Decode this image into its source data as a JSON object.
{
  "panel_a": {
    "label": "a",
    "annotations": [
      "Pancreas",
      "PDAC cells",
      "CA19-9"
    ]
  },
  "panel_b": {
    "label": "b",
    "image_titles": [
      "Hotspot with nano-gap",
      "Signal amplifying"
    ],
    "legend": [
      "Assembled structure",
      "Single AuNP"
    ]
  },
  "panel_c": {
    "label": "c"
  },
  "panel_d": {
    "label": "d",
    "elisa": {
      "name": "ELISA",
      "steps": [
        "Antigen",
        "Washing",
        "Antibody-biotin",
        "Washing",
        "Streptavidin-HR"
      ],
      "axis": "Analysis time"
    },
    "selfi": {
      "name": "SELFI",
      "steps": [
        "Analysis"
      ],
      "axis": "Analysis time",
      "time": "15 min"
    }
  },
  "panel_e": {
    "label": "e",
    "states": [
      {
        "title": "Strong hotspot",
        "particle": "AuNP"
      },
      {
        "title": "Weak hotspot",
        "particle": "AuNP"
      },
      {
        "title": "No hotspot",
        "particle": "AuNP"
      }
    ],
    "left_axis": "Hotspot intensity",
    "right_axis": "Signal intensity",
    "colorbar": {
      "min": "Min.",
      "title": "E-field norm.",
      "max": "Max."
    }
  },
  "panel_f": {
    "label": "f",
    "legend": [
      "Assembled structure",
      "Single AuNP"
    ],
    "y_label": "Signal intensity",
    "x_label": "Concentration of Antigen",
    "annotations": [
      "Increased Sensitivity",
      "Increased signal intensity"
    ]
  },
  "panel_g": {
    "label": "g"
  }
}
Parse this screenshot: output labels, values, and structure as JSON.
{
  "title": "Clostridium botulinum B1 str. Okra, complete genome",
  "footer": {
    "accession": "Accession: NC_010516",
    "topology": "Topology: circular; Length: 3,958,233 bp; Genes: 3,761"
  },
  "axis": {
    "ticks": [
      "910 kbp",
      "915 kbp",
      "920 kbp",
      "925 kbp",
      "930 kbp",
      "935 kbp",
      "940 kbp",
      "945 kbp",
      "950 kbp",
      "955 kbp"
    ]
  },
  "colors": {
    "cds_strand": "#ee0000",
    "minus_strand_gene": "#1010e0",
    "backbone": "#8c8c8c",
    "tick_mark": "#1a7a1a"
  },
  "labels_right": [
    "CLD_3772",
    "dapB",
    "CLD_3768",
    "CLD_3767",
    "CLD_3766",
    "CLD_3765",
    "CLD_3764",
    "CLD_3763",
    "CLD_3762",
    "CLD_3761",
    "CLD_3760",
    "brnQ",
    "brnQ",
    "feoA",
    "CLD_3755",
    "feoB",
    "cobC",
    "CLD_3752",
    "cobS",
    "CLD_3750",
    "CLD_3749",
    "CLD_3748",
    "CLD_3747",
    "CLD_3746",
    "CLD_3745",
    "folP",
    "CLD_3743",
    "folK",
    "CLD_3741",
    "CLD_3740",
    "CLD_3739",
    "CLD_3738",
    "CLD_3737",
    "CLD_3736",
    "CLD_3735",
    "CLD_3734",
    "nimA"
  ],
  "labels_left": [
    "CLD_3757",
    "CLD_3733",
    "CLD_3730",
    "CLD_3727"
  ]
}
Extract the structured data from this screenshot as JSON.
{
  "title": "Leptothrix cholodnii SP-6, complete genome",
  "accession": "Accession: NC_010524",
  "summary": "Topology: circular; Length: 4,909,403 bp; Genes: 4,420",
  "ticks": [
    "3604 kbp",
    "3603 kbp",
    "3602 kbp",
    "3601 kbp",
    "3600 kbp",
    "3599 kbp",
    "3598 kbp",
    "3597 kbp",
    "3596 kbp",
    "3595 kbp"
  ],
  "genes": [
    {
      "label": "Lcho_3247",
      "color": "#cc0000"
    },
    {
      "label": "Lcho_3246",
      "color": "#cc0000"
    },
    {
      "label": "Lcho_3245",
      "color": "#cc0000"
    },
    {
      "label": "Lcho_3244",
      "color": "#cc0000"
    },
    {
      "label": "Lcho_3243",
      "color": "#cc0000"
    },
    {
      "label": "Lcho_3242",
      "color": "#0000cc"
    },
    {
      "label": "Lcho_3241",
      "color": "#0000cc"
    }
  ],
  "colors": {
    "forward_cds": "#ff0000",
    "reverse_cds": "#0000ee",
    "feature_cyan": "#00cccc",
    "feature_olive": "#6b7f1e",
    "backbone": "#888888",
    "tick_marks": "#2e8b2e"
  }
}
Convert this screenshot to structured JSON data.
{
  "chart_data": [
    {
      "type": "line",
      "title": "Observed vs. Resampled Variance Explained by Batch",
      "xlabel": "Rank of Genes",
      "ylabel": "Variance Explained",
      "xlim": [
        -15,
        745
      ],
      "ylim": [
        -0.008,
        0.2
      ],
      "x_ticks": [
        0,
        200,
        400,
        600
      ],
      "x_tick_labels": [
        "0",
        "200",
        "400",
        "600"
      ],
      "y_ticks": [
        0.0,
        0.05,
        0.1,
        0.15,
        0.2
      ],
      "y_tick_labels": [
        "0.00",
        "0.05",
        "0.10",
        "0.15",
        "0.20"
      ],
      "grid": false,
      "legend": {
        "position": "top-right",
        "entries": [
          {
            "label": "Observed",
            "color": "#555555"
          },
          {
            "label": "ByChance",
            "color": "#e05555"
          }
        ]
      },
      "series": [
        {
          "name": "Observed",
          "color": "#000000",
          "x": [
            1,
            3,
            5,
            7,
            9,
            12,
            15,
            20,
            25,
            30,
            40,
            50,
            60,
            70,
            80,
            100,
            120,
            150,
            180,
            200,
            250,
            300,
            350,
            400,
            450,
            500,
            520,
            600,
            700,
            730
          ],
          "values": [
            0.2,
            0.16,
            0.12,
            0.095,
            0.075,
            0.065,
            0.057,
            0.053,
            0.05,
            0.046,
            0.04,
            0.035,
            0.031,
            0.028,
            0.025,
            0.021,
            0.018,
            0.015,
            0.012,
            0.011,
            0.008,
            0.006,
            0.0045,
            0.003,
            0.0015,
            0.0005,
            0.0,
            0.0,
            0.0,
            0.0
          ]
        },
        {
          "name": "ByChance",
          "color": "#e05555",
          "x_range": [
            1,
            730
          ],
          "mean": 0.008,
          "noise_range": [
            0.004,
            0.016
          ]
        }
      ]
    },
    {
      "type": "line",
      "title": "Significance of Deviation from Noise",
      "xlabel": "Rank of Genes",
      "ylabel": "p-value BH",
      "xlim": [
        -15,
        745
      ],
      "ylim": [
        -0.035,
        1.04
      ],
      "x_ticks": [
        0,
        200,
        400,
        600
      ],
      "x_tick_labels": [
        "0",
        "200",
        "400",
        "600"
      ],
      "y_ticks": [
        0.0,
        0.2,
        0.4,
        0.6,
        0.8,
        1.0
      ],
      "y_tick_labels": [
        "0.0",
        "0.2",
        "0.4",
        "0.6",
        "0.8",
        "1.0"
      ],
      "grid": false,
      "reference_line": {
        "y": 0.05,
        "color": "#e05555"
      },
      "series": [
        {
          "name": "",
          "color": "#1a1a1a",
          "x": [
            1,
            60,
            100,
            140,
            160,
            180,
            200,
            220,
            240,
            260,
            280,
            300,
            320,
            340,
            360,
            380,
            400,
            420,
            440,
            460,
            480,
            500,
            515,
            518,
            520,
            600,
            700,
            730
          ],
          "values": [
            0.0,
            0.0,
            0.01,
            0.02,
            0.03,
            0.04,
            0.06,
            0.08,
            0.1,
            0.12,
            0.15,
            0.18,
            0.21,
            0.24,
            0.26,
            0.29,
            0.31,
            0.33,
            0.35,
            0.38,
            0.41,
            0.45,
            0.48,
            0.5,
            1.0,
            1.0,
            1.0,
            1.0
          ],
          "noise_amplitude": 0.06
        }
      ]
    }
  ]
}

**Requirement**
Each line of the data must be copied exactly as it appears.

**Response for this exercise**
Decode this image into its source data as a JSON object.
{
  "panel_a": {
    "label": "a",
    "annotations": [
      "Pancreas",
      "PDAC cells",
      "CA19-9"
    ]
  },
  "panel_b": {
    "label": "b",
    "image_titles": [
      "Hotspot with nano-gap",
      "Signal amplifying"
    ],
    "legend": [
      "Assembled structure",
      "Single AuNP"
    ]
  },
  "panel_c": {
    "label": "c"
  },
  "panel_d": {
    "label": "d",
    "elisa": {
      "name": "ELISA",
      "steps": [
        "Antigen",
        "Washing",
        "Antibody-biotin",
        "Washing",
        "Streptavidin-HR"
      ],
      "axis": "Analysis time"
    },
    "selfi": {
      "name": "SELFI",
      "steps": [
        "Analysis"
      ],
      "axis": "Analysis time",
      "time": "15 min"
    }
  },
  "panel_e": {
    "label": "e",
    "states": [
      {
        "title": "Strong hotspot",
        "particle": "AuNP"
      },
      {
        "title": "Weak hotspot",
        "particle": "AuNP"
      },
      {
        "title": "No hotspot",
        "particle": "AuNP"
      }
    ],
    "left_axis": "Hotspot intensity",
    "right_axis": "Signal intensity",
    "colorbar": {
      "min": "Min.",
      "title": "E-field norm.",
      "max": "Max."
    }
  },
  "panel_f": {
    "label": "f",
    "legend": [
      "Assembled structure",
      "Single AuNP"
    ],
    "y_label": "Signal intensity",
    "x_label": "Concentration of Antigen",
    "annotations": [
      "Increased Sensitivity",
      "Increased signal intensity"
    ]
  },
  "panel_g": {
    "label": "g"
  }
}
Parse this screenshot: output labels, values, and structure as JSON.
{
  "title": "Clostridium botulinum B1 str. Okra, complete genome",
  "footer": {
    "accession": "Accession: NC_010516",
    "topology": "Topology: circular; Length: 3,958,233 bp; Genes: 3,761"
  },
  "axis": {
    "ticks": [
      "910 kbp",
      "915 kbp",
      "920 kbp",
      "925 kbp",
      "930 kbp",
      "935 kbp",
      "940 kbp",
      "945 kbp",
      "950 kbp",
      "955 kbp"
    ]
  },
  "colors": {
    "cds_strand": "#ee0000",
    "minus_strand_gene": "#1010e0",
    "backbone": "#8c8c8c",
    "tick_mark": "#1a7a1a"
  },
  "labels_right": [
    "CLD_3772",
    "dapB",
    "CLD_3768",
    "CLD_3767",
    "CLD_3766",
    "CLD_3765",
    "CLD_3764",
    "CLD_3763",
    "CLD_3762",
    "CLD_3761",
    "CLD_3760",
    "brnQ",
    "brnQ",
    "feoA",
    "CLD_3755",
    "feoB",
    "cobC",
    "CLD_3752",
    "cobS",
    "CLD_3750",
    "CLD_3749",
    "CLD_3748",
    "CLD_3747",
    "CLD_3746",
    "CLD_3745",
    "folP",
    "CLD_3743",
    "folK",
    "CLD_3741",
    "CLD_3740",
    "CLD_3739",
    "CLD_3738",
    "CLD_3737",
    "CLD_3736",
    "CLD_3735",
    "CLD_3734",
    "nimA"
  ],
  "labels_left": [
    "CLD_3757",
    "CLD_3733",
    "CLD_3730",
    "CLD_3727"
  ]
}
Extract the structured data from this screenshot as JSON.
{
  "title": "Leptothrix cholodnii SP-6, complete genome",
  "accession": "Accession: NC_010524",
  "summary": "Topology: circular; Length: 4,909,403 bp; Genes: 4,420",
  "ticks": [
    "3604 kbp",
    "3603 kbp",
    "3602 kbp",
    "3601 kbp",
    "3600 kbp",
    "3599 kbp",
    "3598 kbp",
    "3597 kbp",
    "3596 kbp",
    "3595 kbp"
  ],
  "genes": [
    {
      "label": "Lcho_3247",
      "color": "#cc0000"
    },
    {
      "label": "Lcho_3246",
      "color": "#cc0000"
    },
    {
      "label": "Lcho_3245",
      "color": "#cc0000"
    },
    {
      "label": "Lcho_3244",
      "color": "#cc0000"
    },
    {
      "label": "Lcho_3243",
      "color": "#cc0000"
    },
    {
      "label": "Lcho_3242",
      "color": "#0000cc"
    },
    {
      "label": "Lcho_3241",
      "color": "#0000cc"
    }
  ],
  "colors": {
    "forward_cds": "#ff0000",
    "reverse_cds": "#0000ee",
    "feature_cyan": "#00cccc",
    "feature_olive": "#6b7f1e",
    "backbone": "#888888",
    "tick_marks": "#2e8b2e"
  }
}
Convert this screenshot to structured JSON data.
{
  "chart_data": [
    {
      "type": "line",
      "title": "Observed vs. Resampled Variance Explained by Batch",
      "xlabel": "Rank of Genes",
      "ylabel": "Variance Explained",
      "xlim": [
        -15,
        745
      ],
      "ylim": [
        -0.008,
        0.2
      ],
      "x_ticks": [
        0,
        200,
        400,
        600
      ],
      "x_tick_labels": [
        "0",
        "200",
        "400",
        "600"
      ],
      "y_ticks": [
        0.0,
        0.05,
        0.1,
        0.15,
        0.2
      ],
      "y_tick_labels": [
        "0.00",
        "0.05",
        "0.10",
        "0.15",
        "0.20"
      ],
      "grid": false,
      "legend": {
        "position": "top-right",
        "entries": [
          {
            "label": "Observed",
            "color": "#555555"
          },
          {
            "label": "ByChance",
            "color": "#e05555"
          }
        ]
      },
      "series": [
        {
          "name": "Observed",
          "color": "#000000",
          "x": [
            1,
            3,
            5,
            7,
            9,
            12,
            15,
            20,
            25,
            30,
            40,
            50,
            60,
            70,
            80,
            100,
            120,
            150,
            180,
            200,
            250,
            300,
            350,
            400,
            450,
            500,
            520,
            600,
            700,
            730
          ],
          "values": [
            0.2,
            0.16,
            0.12,
            0.095,
            0.075,
            0.065,
            0.057,
            0.053,
            0.05,
            0.046,
            0.04,
            0.035,
            0.031,
            0.028,
            0.025,
            0.021,
            0.018,
            0.015,
            0.012,
            0.011,
            0.008,
            0.006,
            0.0045,
            0.003,
            0.0015,
            0.0005,
            0.0,
            0.0,
            0.0,
            0.0
          ]
        },
        {
          "name": "ByChance",
          "color": "#e05555",
          "x_range": [
            1,
            730
          ],
          "mean": 0.008,
          "noise_range": [
            0.004,
            0.016
          ]
        }
      ]
    },
    {
      "type": "line",
      "title": "Significance of Deviation from Noise",
      "xlabel": "Rank of Genes",
      "ylabel": "p-value BH",
      "xlim": [
        -15,
        745
      ],
      "ylim": [
        -0.035,
        1.04
      ],
      "x_ticks": [
        0,
        200,
        400,
        600
      ],
      "x_tick_labels": [
        "0",
        "200",
        "400",
        "600"
      ],
      "y_ticks": [
        0.0,
        0.2,
        0.4,
        0.6,
        0.8,
        1.0
      ],
      "y_tick_labels": [
        "0.0",
        "0.2",
        "0.4",
        "0.6",
        "0.8",
        "1.0"
      ],
      "grid": false,
      "reference_line": {
        "y": 0.05,
        "color": "#e05555"
      },
      "series": [
        {
          "name": "",
          "color": "#1a1a1a",
          "x": [
            1,
            60,
            100,
            140,
            160,
            180,
            200,
            220,
            240,
            260,
            280,
            300,
            320,
            340,
            360,
            380,
            400,
            420,
            440,
            460,
            480,
            500,
            515,
            518,
            520,
            600,
            700,
            730
          ],
          "values": [
            0.0,
            0.0,
            0.01,
            0.02,
            0.03,
            0.04,
            0.06,
            0.08,
            0.1,
            0.12,
            0.15,
            0.18,
            0.21,
            0.24,
            0.26,
            0.29,
            0.31,
            0.33,
            0.35,
            0.38,
            0.41,
            0.45,
            0.48,
            0.5,
            1.0,
            1.0,
            1.0,
            1.0
          ],
          "noise_amplitude": 0.06
        }
      ]
    }
  ]
}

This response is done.